▶ [OBJECTIVE] Below are some records; give them all again exactly, but not the pictures.

▶ [INPUT ROWS]
-- Begin --

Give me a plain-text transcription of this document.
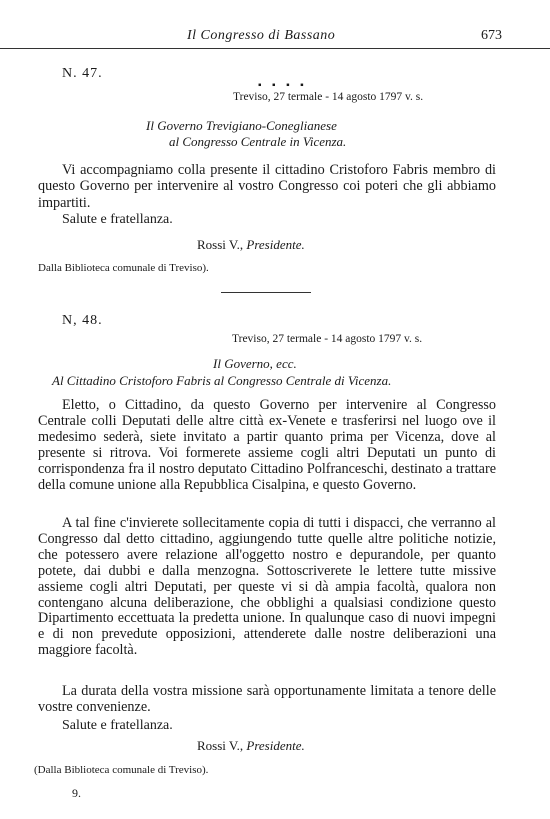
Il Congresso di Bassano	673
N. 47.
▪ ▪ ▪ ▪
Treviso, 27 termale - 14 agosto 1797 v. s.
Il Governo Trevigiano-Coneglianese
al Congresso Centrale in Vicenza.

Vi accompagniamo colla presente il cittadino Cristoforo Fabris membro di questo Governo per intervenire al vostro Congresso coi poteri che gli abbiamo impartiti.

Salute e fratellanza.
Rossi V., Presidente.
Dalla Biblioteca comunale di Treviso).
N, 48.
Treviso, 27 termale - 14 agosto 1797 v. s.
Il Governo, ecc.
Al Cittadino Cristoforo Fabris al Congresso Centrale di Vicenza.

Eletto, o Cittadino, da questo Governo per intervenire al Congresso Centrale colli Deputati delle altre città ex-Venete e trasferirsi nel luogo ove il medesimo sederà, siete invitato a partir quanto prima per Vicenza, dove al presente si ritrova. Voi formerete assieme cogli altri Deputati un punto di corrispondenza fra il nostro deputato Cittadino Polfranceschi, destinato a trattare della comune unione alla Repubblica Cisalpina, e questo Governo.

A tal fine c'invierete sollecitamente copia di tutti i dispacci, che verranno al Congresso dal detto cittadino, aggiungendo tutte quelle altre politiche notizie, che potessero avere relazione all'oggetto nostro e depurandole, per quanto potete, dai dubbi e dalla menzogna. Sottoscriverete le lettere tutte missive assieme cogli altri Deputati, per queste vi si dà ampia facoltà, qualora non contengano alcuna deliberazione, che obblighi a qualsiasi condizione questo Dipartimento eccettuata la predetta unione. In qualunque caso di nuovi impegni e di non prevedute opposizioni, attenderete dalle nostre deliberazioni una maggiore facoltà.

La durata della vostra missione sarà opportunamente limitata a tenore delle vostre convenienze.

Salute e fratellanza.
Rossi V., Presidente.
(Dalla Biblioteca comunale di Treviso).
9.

-- End --

▶ [TASK ANSWER]
Give me a plain-text transcription of this document.
Il Congresso di Bassano	673
N. 47.
▪ ▪ ▪ ▪
Treviso, 27 termale - 14 agosto 1797 v. s.
Il Governo Trevigiano-Coneglianese
al Congresso Centrale in Vicenza.

Vi accompagniamo colla presente il cittadino Cristoforo Fabris membro di questo Governo per intervenire al vostro Congresso coi poteri che gli abbiamo impartiti.

Salute e fratellanza.
Rossi V., Presidente.
Dalla Biblioteca comunale di Treviso).
N, 48.
Treviso, 27 termale - 14 agosto 1797 v. s.
Il Governo, ecc.
Al Cittadino Cristoforo Fabris al Congresso Centrale di Vicenza.

Eletto, o Cittadino, da questo Governo per intervenire al Congresso Centrale colli Deputati delle altre città ex-Venete e trasferirsi nel luogo ove il medesimo sederà, siete invitato a partir quanto prima per Vicenza, dove al presente si ritrova. Voi formerete assieme cogli altri Deputati un punto di corrispondenza fra il nostro deputato Cittadino Polfranceschi, destinato a trattare della comune unione alla Repubblica Cisalpina, e questo Governo.

A tal fine c'invierete sollecitamente copia di tutti i dispacci, che verranno al Congresso dal detto cittadino, aggiungendo tutte quelle altre politiche notizie, che potessero avere relazione all'oggetto nostro e depurandole, per quanto potete, dai dubbi e dalla menzogna. Sottoscriverete le lettere tutte missive assieme cogli altri Deputati, per queste vi si dà ampia facoltà, qualora non contengano alcuna deliberazione, che obblighi a qualsiasi condizione questo Dipartimento eccettuata la predetta unione. In qualunque caso di nuovi impegni e di non prevedute opposizioni, attenderete dalle nostre deliberazioni una maggiore facoltà.

La durata della vostra missione sarà opportunamente limitata a tenore delle vostre convenienze.

Salute e fratellanza.
Rossi V., Presidente.
(Dalla Biblioteca comunale di Treviso).
9.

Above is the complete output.